_DATASET ROWS_.
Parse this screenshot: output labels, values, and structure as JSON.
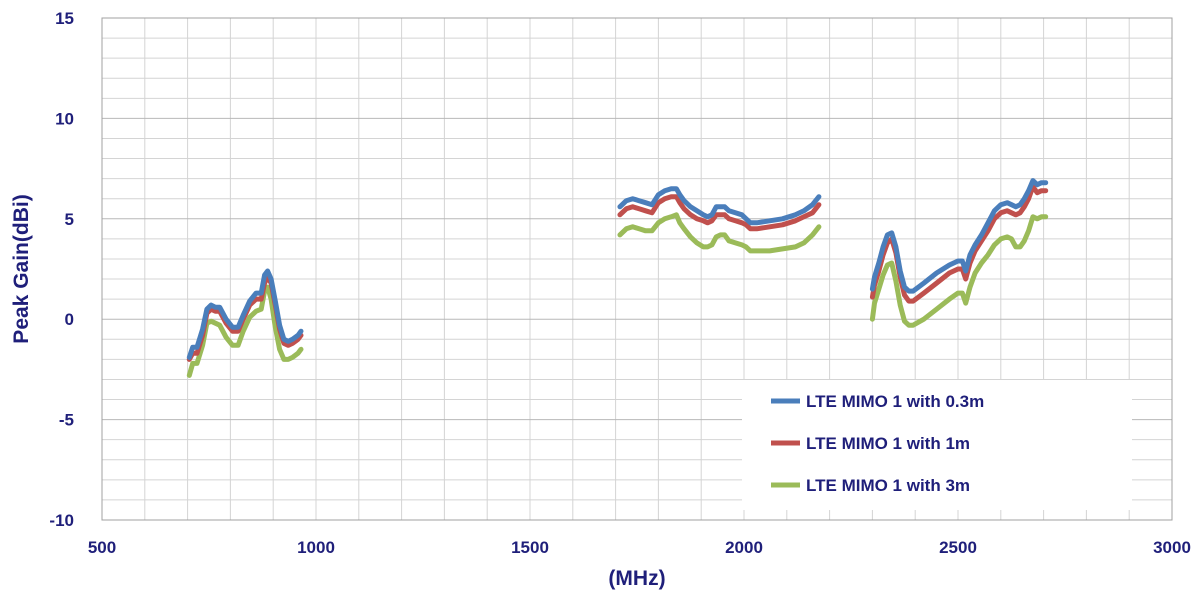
{
  "chart_data": {
    "type": "line",
    "title": "",
    "xlabel": "(MHz)",
    "ylabel": "Peak Gain(dBi)",
    "xlim": [
      500,
      3000
    ],
    "ylim": [
      -10,
      15
    ],
    "x_major_ticks": [
      500,
      1000,
      1500,
      2000,
      2500,
      3000
    ],
    "y_major_ticks": [
      -10,
      -5,
      0,
      5,
      10,
      15
    ],
    "x_tick_labels": [
      "500",
      "1000",
      "1500",
      "2000",
      "2500",
      "3000"
    ],
    "y_tick_labels": [
      "-10",
      "-5",
      "0",
      "5",
      "10",
      "15"
    ],
    "x_minor_step": 100,
    "y_minor_step": 1,
    "grid": true,
    "legend_position": "bottom-right",
    "series": [
      {
        "name": "LTE MIMO 1 with 0.3m",
        "color": "#4a7ebb",
        "segments": [
          [
            [
              704,
              -1.9
            ],
            [
              712,
              -1.4
            ],
            [
              722,
              -1.4
            ],
            [
              735,
              -0.5
            ],
            [
              745,
              0.5
            ],
            [
              755,
              0.7
            ],
            [
              765,
              0.6
            ],
            [
              775,
              0.6
            ],
            [
              790,
              0.0
            ],
            [
              805,
              -0.4
            ],
            [
              818,
              -0.4
            ],
            [
              830,
              0.2
            ],
            [
              845,
              0.9
            ],
            [
              860,
              1.3
            ],
            [
              872,
              1.3
            ],
            [
              880,
              2.2
            ],
            [
              887,
              2.4
            ],
            [
              895,
              2.0
            ],
            [
              905,
              0.9
            ],
            [
              915,
              -0.3
            ],
            [
              925,
              -1.0
            ],
            [
              935,
              -1.1
            ],
            [
              945,
              -1.0
            ],
            [
              958,
              -0.8
            ],
            [
              965,
              -0.6
            ]
          ],
          [
            [
              1710,
              5.6
            ],
            [
              1725,
              5.9
            ],
            [
              1740,
              6.0
            ],
            [
              1755,
              5.9
            ],
            [
              1770,
              5.8
            ],
            [
              1785,
              5.7
            ],
            [
              1800,
              6.2
            ],
            [
              1815,
              6.4
            ],
            [
              1830,
              6.5
            ],
            [
              1842,
              6.5
            ],
            [
              1850,
              6.2
            ],
            [
              1860,
              5.9
            ],
            [
              1875,
              5.6
            ],
            [
              1890,
              5.4
            ],
            [
              1905,
              5.2
            ],
            [
              1915,
              5.1
            ],
            [
              1925,
              5.2
            ],
            [
              1935,
              5.6
            ],
            [
              1945,
              5.6
            ],
            [
              1955,
              5.6
            ],
            [
              1965,
              5.4
            ],
            [
              1980,
              5.3
            ],
            [
              1995,
              5.2
            ],
            [
              2005,
              5.0
            ],
            [
              2015,
              4.8
            ],
            [
              2030,
              4.8
            ],
            [
              2060,
              4.9
            ],
            [
              2090,
              5.0
            ],
            [
              2120,
              5.2
            ],
            [
              2140,
              5.4
            ],
            [
              2160,
              5.7
            ],
            [
              2175,
              6.1
            ]
          ],
          [
            [
              2300,
              1.5
            ],
            [
              2305,
              2.1
            ],
            [
              2315,
              2.8
            ],
            [
              2325,
              3.6
            ],
            [
              2335,
              4.2
            ],
            [
              2345,
              4.3
            ],
            [
              2355,
              3.6
            ],
            [
              2365,
              2.4
            ],
            [
              2375,
              1.6
            ],
            [
              2385,
              1.4
            ],
            [
              2395,
              1.4
            ],
            [
              2420,
              1.8
            ],
            [
              2450,
              2.3
            ],
            [
              2480,
              2.7
            ],
            [
              2500,
              2.9
            ],
            [
              2510,
              2.9
            ],
            [
              2518,
              2.4
            ],
            [
              2528,
              3.2
            ],
            [
              2540,
              3.7
            ],
            [
              2555,
              4.2
            ],
            [
              2570,
              4.8
            ],
            [
              2585,
              5.4
            ],
            [
              2600,
              5.7
            ],
            [
              2615,
              5.8
            ],
            [
              2625,
              5.7
            ],
            [
              2635,
              5.6
            ],
            [
              2645,
              5.7
            ],
            [
              2655,
              6.0
            ],
            [
              2665,
              6.4
            ],
            [
              2675,
              6.9
            ],
            [
              2685,
              6.7
            ],
            [
              2695,
              6.8
            ],
            [
              2705,
              6.8
            ]
          ]
        ]
      },
      {
        "name": "LTE MIMO 1 with 1m",
        "color": "#c0504d",
        "segments": [
          [
            [
              704,
              -2.0
            ],
            [
              712,
              -1.7
            ],
            [
              722,
              -1.7
            ],
            [
              735,
              -0.8
            ],
            [
              745,
              0.3
            ],
            [
              755,
              0.5
            ],
            [
              765,
              0.4
            ],
            [
              775,
              0.4
            ],
            [
              790,
              -0.2
            ],
            [
              805,
              -0.6
            ],
            [
              818,
              -0.6
            ],
            [
              830,
              0.0
            ],
            [
              845,
              0.7
            ],
            [
              860,
              1.0
            ],
            [
              872,
              1.0
            ],
            [
              880,
              1.8
            ],
            [
              887,
              2.1
            ],
            [
              895,
              1.8
            ],
            [
              905,
              0.7
            ],
            [
              915,
              -0.5
            ],
            [
              925,
              -1.2
            ],
            [
              935,
              -1.3
            ],
            [
              945,
              -1.2
            ],
            [
              958,
              -1.0
            ],
            [
              965,
              -0.8
            ]
          ],
          [
            [
              1710,
              5.2
            ],
            [
              1725,
              5.5
            ],
            [
              1740,
              5.6
            ],
            [
              1755,
              5.5
            ],
            [
              1770,
              5.4
            ],
            [
              1785,
              5.3
            ],
            [
              1800,
              5.8
            ],
            [
              1815,
              6.0
            ],
            [
              1830,
              6.1
            ],
            [
              1842,
              6.1
            ],
            [
              1850,
              5.8
            ],
            [
              1860,
              5.5
            ],
            [
              1875,
              5.2
            ],
            [
              1890,
              5.0
            ],
            [
              1905,
              4.9
            ],
            [
              1915,
              4.8
            ],
            [
              1925,
              4.9
            ],
            [
              1935,
              5.2
            ],
            [
              1945,
              5.2
            ],
            [
              1955,
              5.2
            ],
            [
              1965,
              5.0
            ],
            [
              1980,
              4.9
            ],
            [
              1995,
              4.8
            ],
            [
              2005,
              4.7
            ],
            [
              2015,
              4.5
            ],
            [
              2030,
              4.5
            ],
            [
              2060,
              4.6
            ],
            [
              2090,
              4.7
            ],
            [
              2120,
              4.9
            ],
            [
              2140,
              5.1
            ],
            [
              2160,
              5.3
            ],
            [
              2175,
              5.7
            ]
          ],
          [
            [
              2300,
              1.1
            ],
            [
              2305,
              1.7
            ],
            [
              2315,
              2.4
            ],
            [
              2325,
              3.2
            ],
            [
              2335,
              3.8
            ],
            [
              2345,
              4.0
            ],
            [
              2355,
              3.3
            ],
            [
              2365,
              2.1
            ],
            [
              2375,
              1.2
            ],
            [
              2385,
              0.9
            ],
            [
              2395,
              0.9
            ],
            [
              2420,
              1.3
            ],
            [
              2450,
              1.8
            ],
            [
              2480,
              2.3
            ],
            [
              2500,
              2.5
            ],
            [
              2510,
              2.5
            ],
            [
              2518,
              2.0
            ],
            [
              2528,
              2.8
            ],
            [
              2540,
              3.4
            ],
            [
              2555,
              3.9
            ],
            [
              2570,
              4.4
            ],
            [
              2585,
              5.0
            ],
            [
              2600,
              5.3
            ],
            [
              2615,
              5.4
            ],
            [
              2625,
              5.3
            ],
            [
              2635,
              5.2
            ],
            [
              2645,
              5.3
            ],
            [
              2655,
              5.6
            ],
            [
              2665,
              6.0
            ],
            [
              2675,
              6.6
            ],
            [
              2685,
              6.3
            ],
            [
              2695,
              6.4
            ],
            [
              2705,
              6.4
            ]
          ]
        ]
      },
      {
        "name": "LTE MIMO 1 with 3m",
        "color": "#9bbb59",
        "segments": [
          [
            [
              704,
              -2.8
            ],
            [
              712,
              -2.2
            ],
            [
              722,
              -2.2
            ],
            [
              735,
              -1.3
            ],
            [
              745,
              -0.2
            ],
            [
              755,
              -0.1
            ],
            [
              765,
              -0.2
            ],
            [
              775,
              -0.3
            ],
            [
              790,
              -0.9
            ],
            [
              805,
              -1.3
            ],
            [
              818,
              -1.3
            ],
            [
              830,
              -0.6
            ],
            [
              845,
              0.1
            ],
            [
              860,
              0.4
            ],
            [
              872,
              0.5
            ],
            [
              880,
              1.4
            ],
            [
              887,
              1.6
            ],
            [
              895,
              1.0
            ],
            [
              905,
              -0.4
            ],
            [
              915,
              -1.5
            ],
            [
              925,
              -2.0
            ],
            [
              935,
              -2.0
            ],
            [
              945,
              -1.9
            ],
            [
              958,
              -1.7
            ],
            [
              965,
              -1.5
            ]
          ],
          [
            [
              1710,
              4.2
            ],
            [
              1725,
              4.5
            ],
            [
              1740,
              4.6
            ],
            [
              1755,
              4.5
            ],
            [
              1770,
              4.4
            ],
            [
              1785,
              4.4
            ],
            [
              1800,
              4.8
            ],
            [
              1815,
              5.0
            ],
            [
              1830,
              5.1
            ],
            [
              1842,
              5.2
            ],
            [
              1850,
              4.8
            ],
            [
              1860,
              4.5
            ],
            [
              1875,
              4.1
            ],
            [
              1890,
              3.8
            ],
            [
              1905,
              3.6
            ],
            [
              1915,
              3.6
            ],
            [
              1925,
              3.7
            ],
            [
              1935,
              4.1
            ],
            [
              1945,
              4.2
            ],
            [
              1955,
              4.2
            ],
            [
              1965,
              3.9
            ],
            [
              1980,
              3.8
            ],
            [
              1995,
              3.7
            ],
            [
              2005,
              3.6
            ],
            [
              2015,
              3.4
            ],
            [
              2030,
              3.4
            ],
            [
              2060,
              3.4
            ],
            [
              2090,
              3.5
            ],
            [
              2120,
              3.6
            ],
            [
              2140,
              3.8
            ],
            [
              2160,
              4.2
            ],
            [
              2175,
              4.6
            ]
          ],
          [
            [
              2300,
              0.0
            ],
            [
              2305,
              0.8
            ],
            [
              2315,
              1.5
            ],
            [
              2325,
              2.2
            ],
            [
              2335,
              2.7
            ],
            [
              2345,
              2.8
            ],
            [
              2355,
              1.9
            ],
            [
              2365,
              0.7
            ],
            [
              2375,
              -0.1
            ],
            [
              2385,
              -0.3
            ],
            [
              2395,
              -0.3
            ],
            [
              2420,
              0.0
            ],
            [
              2450,
              0.5
            ],
            [
              2480,
              1.0
            ],
            [
              2500,
              1.3
            ],
            [
              2510,
              1.3
            ],
            [
              2518,
              0.8
            ],
            [
              2528,
              1.6
            ],
            [
              2540,
              2.3
            ],
            [
              2555,
              2.8
            ],
            [
              2570,
              3.2
            ],
            [
              2585,
              3.7
            ],
            [
              2600,
              4.0
            ],
            [
              2615,
              4.1
            ],
            [
              2625,
              4.0
            ],
            [
              2635,
              3.6
            ],
            [
              2645,
              3.6
            ],
            [
              2655,
              3.9
            ],
            [
              2665,
              4.4
            ],
            [
              2675,
              5.1
            ],
            [
              2685,
              5.0
            ],
            [
              2695,
              5.1
            ],
            [
              2705,
              5.1
            ]
          ]
        ]
      }
    ]
  }
}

_GOAL OF THE EXERCISE_. Report the number of lines in the listing that include the string "with"; give nothing but the number.

_EXPECTED ANSWER_. 3